## Dataset records:
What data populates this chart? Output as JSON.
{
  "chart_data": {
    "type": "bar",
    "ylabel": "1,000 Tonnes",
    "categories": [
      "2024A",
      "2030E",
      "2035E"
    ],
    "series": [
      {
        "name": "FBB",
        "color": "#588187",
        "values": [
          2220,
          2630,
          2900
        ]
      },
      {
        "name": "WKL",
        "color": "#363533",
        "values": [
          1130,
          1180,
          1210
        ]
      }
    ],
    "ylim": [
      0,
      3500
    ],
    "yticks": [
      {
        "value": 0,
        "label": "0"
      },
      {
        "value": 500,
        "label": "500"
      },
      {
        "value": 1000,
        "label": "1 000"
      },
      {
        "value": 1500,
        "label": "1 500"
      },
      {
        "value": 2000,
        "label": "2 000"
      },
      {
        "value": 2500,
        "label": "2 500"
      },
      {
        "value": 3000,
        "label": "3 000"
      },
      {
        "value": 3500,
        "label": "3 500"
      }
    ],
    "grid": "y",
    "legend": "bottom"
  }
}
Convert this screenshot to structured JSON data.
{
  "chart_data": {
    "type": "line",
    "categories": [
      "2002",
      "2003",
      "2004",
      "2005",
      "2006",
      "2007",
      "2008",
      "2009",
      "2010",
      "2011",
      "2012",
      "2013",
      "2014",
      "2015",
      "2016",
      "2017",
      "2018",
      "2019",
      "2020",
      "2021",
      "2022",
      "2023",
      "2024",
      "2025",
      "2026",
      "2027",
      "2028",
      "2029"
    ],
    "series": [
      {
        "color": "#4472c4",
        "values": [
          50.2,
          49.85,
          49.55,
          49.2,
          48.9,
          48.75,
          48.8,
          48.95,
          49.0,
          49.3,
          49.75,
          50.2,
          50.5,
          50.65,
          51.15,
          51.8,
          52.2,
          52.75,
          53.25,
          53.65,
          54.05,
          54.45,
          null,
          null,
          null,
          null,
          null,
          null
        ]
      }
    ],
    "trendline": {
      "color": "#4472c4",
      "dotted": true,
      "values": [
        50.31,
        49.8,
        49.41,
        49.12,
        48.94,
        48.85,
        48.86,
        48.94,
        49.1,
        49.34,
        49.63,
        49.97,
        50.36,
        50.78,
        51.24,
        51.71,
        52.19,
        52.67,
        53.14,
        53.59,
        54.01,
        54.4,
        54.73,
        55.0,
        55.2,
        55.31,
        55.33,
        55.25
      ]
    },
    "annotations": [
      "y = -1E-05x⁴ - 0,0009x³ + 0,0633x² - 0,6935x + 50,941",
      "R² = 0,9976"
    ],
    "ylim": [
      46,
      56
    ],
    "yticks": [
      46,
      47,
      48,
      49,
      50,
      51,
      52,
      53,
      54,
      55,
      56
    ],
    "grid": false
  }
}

## Your task:
Go through the data above and find the lines with the word "color". Copy each of those lines.

## Solution to the exercise:
        "color": "#588187",
        "color": "#363533",
        "color": "#4472c4",
      "color": "#4472c4",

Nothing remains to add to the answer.